— Start of MATERIAL FOR THE TASK —

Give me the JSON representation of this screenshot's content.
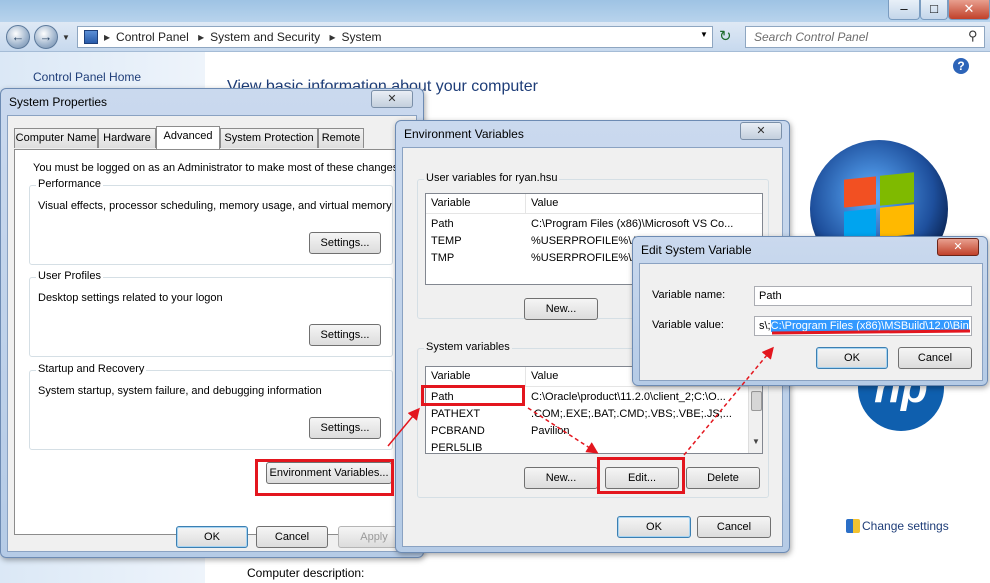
{
  "explorer": {
    "breadcrumb": [
      "Control Panel",
      "System and Security",
      "System"
    ],
    "search_placeholder": "Search Control Panel",
    "left_link": "Control Panel Home",
    "heading": "View basic information about your computer",
    "change_settings": "Change settings",
    "computer_description": "Computer description:",
    "oem_logo": "hp"
  },
  "system_properties": {
    "title": "System Properties",
    "tabs": [
      "Computer Name",
      "Hardware",
      "Advanced",
      "System Protection",
      "Remote"
    ],
    "active_tab": "Advanced",
    "notice": "You must be logged on as an Administrator to make most of these changes.",
    "performance": {
      "title": "Performance",
      "desc": "Visual effects, processor scheduling, memory usage, and virtual memory",
      "button": "Settings..."
    },
    "user_profiles": {
      "title": "User Profiles",
      "desc": "Desktop settings related to your logon",
      "button": "Settings..."
    },
    "startup": {
      "title": "Startup and Recovery",
      "desc": "System startup, system failure, and debugging information",
      "button": "Settings..."
    },
    "env_button": "Environment Variables...",
    "ok": "OK",
    "cancel": "Cancel",
    "apply": "Apply"
  },
  "env_vars": {
    "title": "Environment Variables",
    "user_group": "User variables for ryan.hsu",
    "col_variable": "Variable",
    "col_value": "Value",
    "user_rows": [
      {
        "name": "Path",
        "value": "C:\\Program Files (x86)\\Microsoft VS Co..."
      },
      {
        "name": "TEMP",
        "value": "%USERPROFILE%\\Ap"
      },
      {
        "name": "TMP",
        "value": "%USERPROFILE%\\Ap"
      }
    ],
    "user_new": "New...",
    "system_group": "System variables",
    "system_rows": [
      {
        "name": "Path",
        "value": "C:\\Oracle\\product\\11.2.0\\client_2;C:\\O..."
      },
      {
        "name": "PATHEXT",
        "value": ".COM;.EXE;.BAT;.CMD;.VBS;.VBE;.JS;..."
      },
      {
        "name": "PCBRAND",
        "value": "Pavilion"
      },
      {
        "name": "PERL5LIB",
        "value": ""
      }
    ],
    "sys_new": "New...",
    "sys_edit": "Edit...",
    "sys_delete": "Delete",
    "ok": "OK",
    "cancel": "Cancel"
  },
  "edit_var": {
    "title": "Edit System Variable",
    "name_label": "Variable name:",
    "name_value": "Path",
    "value_label": "Variable value:",
    "value_prefix": "s\\;",
    "value_selected": "C:\\Program Files (x86)\\MSBuild\\12.0\\Bin",
    "ok": "OK",
    "cancel": "Cancel"
  },
  "colors": {
    "highlight": "#e3161e",
    "selection": "#3399ff",
    "link": "#1e3d78"
  }
}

— End of MATERIAL FOR THE TASK —

*SHORT PROBLEM*:
Reproduce all the records verbatim, excluding images.

*WRITTEN REPLY*:
Give me the JSON representation of this screenshot's content.
{
  "explorer": {
    "breadcrumb": [
      "Control Panel",
      "System and Security",
      "System"
    ],
    "search_placeholder": "Search Control Panel",
    "left_link": "Control Panel Home",
    "heading": "View basic information about your computer",
    "change_settings": "Change settings",
    "computer_description": "Computer description:",
    "oem_logo": "hp"
  },
  "system_properties": {
    "title": "System Properties",
    "tabs": [
      "Computer Name",
      "Hardware",
      "Advanced",
      "System Protection",
      "Remote"
    ],
    "active_tab": "Advanced",
    "notice": "You must be logged on as an Administrator to make most of these changes.",
    "performance": {
      "title": "Performance",
      "desc": "Visual effects, processor scheduling, memory usage, and virtual memory",
      "button": "Settings..."
    },
    "user_profiles": {
      "title": "User Profiles",
      "desc": "Desktop settings related to your logon",
      "button": "Settings..."
    },
    "startup": {
      "title": "Startup and Recovery",
      "desc": "System startup, system failure, and debugging information",
      "button": "Settings..."
    },
    "env_button": "Environment Variables...",
    "ok": "OK",
    "cancel": "Cancel",
    "apply": "Apply"
  },
  "env_vars": {
    "title": "Environment Variables",
    "user_group": "User variables for ryan.hsu",
    "col_variable": "Variable",
    "col_value": "Value",
    "user_rows": [
      {
        "name": "Path",
        "value": "C:\\Program Files (x86)\\Microsoft VS Co..."
      },
      {
        "name": "TEMP",
        "value": "%USERPROFILE%\\Ap"
      },
      {
        "name": "TMP",
        "value": "%USERPROFILE%\\Ap"
      }
    ],
    "user_new": "New...",
    "system_group": "System variables",
    "system_rows": [
      {
        "name": "Path",
        "value": "C:\\Oracle\\product\\11.2.0\\client_2;C:\\O..."
      },
      {
        "name": "PATHEXT",
        "value": ".COM;.EXE;.BAT;.CMD;.VBS;.VBE;.JS;..."
      },
      {
        "name": "PCBRAND",
        "value": "Pavilion"
      },
      {
        "name": "PERL5LIB",
        "value": ""
      }
    ],
    "sys_new": "New...",
    "sys_edit": "Edit...",
    "sys_delete": "Delete",
    "ok": "OK",
    "cancel": "Cancel"
  },
  "edit_var": {
    "title": "Edit System Variable",
    "name_label": "Variable name:",
    "name_value": "Path",
    "value_label": "Variable value:",
    "value_prefix": "s\\;",
    "value_selected": "C:\\Program Files (x86)\\MSBuild\\12.0\\Bin",
    "ok": "OK",
    "cancel": "Cancel"
  },
  "colors": {
    "highlight": "#e3161e",
    "selection": "#3399ff",
    "link": "#1e3d78"
  }
}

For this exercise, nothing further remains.